**Exercise goal**
Check each line of the records below and collect those that include the word "должна".
+ + + + +
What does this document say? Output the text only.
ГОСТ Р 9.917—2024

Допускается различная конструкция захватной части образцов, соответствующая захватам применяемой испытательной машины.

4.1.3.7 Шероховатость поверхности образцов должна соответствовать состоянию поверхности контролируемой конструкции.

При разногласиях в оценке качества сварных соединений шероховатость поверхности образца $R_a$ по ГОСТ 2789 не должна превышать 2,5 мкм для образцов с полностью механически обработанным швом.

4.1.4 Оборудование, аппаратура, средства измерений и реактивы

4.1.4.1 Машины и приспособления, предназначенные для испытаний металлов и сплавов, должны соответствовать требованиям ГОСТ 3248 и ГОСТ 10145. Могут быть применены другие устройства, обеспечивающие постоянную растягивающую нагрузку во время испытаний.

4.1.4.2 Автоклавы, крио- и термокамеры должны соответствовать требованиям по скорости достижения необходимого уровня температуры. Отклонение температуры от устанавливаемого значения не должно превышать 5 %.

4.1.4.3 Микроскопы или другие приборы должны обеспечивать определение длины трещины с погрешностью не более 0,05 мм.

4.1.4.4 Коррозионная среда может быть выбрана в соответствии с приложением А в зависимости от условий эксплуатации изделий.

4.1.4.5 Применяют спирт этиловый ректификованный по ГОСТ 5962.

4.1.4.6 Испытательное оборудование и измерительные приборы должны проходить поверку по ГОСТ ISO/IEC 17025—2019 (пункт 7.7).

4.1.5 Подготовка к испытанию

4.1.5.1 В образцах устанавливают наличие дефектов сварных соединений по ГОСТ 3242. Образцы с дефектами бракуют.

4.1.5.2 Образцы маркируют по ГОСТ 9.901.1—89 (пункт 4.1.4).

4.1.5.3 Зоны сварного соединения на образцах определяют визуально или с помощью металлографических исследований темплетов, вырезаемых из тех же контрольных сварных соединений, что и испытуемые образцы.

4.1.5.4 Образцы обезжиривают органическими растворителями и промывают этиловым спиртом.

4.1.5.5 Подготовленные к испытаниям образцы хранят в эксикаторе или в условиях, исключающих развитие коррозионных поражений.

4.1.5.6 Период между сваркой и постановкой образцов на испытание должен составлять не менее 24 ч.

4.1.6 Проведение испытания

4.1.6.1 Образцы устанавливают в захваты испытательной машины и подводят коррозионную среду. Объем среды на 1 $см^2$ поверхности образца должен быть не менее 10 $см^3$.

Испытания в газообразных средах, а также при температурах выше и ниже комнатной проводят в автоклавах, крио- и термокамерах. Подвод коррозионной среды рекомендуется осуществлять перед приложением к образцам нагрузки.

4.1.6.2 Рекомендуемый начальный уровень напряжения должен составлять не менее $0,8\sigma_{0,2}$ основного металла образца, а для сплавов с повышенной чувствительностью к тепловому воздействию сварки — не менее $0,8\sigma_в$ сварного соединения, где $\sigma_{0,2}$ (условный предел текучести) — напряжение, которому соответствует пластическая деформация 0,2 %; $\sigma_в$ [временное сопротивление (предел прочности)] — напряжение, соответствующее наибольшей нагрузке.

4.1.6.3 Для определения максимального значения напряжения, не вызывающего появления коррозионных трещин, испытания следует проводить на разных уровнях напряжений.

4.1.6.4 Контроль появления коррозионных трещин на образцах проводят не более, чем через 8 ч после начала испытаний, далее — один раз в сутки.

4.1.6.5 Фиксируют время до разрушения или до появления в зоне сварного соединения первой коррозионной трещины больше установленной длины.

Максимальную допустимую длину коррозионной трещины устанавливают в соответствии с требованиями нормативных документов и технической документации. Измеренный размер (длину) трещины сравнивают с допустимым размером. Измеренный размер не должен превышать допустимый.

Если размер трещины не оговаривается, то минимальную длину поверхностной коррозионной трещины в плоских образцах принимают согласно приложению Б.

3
+ + + + +
**Task answer**
4.1.3.7 Шероховатость поверхности образцов должна соответствовать состоянию поверхности контролируемой конструкции.
При разногласиях в оценке качества сварных соединений шероховатость поверхности образца $R_a$ по ГОСТ 2789 не должна превышать 2,5 мкм для образцов с полностью механически обработанным швом.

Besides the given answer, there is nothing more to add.